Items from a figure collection

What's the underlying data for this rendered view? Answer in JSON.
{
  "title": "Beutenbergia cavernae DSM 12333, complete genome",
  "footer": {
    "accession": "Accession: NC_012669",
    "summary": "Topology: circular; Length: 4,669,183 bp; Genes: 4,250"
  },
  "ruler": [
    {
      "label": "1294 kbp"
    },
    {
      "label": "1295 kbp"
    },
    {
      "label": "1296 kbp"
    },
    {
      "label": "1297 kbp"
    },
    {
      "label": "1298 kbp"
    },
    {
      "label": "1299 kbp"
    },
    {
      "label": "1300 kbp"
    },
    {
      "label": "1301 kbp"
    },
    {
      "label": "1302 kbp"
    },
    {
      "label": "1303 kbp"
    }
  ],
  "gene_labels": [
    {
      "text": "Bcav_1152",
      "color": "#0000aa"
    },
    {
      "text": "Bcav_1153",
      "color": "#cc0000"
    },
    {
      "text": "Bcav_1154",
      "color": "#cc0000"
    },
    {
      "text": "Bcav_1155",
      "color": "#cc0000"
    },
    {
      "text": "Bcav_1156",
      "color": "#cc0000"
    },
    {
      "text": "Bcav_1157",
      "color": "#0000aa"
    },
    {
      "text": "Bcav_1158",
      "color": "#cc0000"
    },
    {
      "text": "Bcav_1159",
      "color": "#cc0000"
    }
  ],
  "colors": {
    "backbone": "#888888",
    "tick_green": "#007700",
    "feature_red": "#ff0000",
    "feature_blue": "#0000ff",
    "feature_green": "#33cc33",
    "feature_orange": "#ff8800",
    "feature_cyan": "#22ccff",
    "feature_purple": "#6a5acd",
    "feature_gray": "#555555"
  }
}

## Task requirements
Line by line, reproduce the data exactly.

## Reply to the exercise
What's the underlying data for this rendered view? Answer in JSON.
{
  "title": "Beutenbergia cavernae DSM 12333, complete genome",
  "footer": {
    "accession": "Accession: NC_012669",
    "summary": "Topology: circular; Length: 4,669,183 bp; Genes: 4,250"
  },
  "ruler": [
    {
      "label": "1294 kbp"
    },
    {
      "label": "1295 kbp"
    },
    {
      "label": "1296 kbp"
    },
    {
      "label": "1297 kbp"
    },
    {
      "label": "1298 kbp"
    },
    {
      "label": "1299 kbp"
    },
    {
      "label": "1300 kbp"
    },
    {
      "label": "1301 kbp"
    },
    {
      "label": "1302 kbp"
    },
    {
      "label": "1303 kbp"
    }
  ],
  "gene_labels": [
    {
      "text": "Bcav_1152",
      "color": "#0000aa"
    },
    {
      "text": "Bcav_1153",
      "color": "#cc0000"
    },
    {
      "text": "Bcav_1154",
      "color": "#cc0000"
    },
    {
      "text": "Bcav_1155",
      "color": "#cc0000"
    },
    {
      "text": "Bcav_1156",
      "color": "#cc0000"
    },
    {
      "text": "Bcav_1157",
      "color": "#0000aa"
    },
    {
      "text": "Bcav_1158",
      "color": "#cc0000"
    },
    {
      "text": "Bcav_1159",
      "color": "#cc0000"
    }
  ],
  "colors": {
    "backbone": "#888888",
    "tick_green": "#007700",
    "feature_red": "#ff0000",
    "feature_blue": "#0000ff",
    "feature_green": "#33cc33",
    "feature_orange": "#ff8800",
    "feature_cyan": "#22ccff",
    "feature_purple": "#6a5acd",
    "feature_gray": "#555555"
  }
}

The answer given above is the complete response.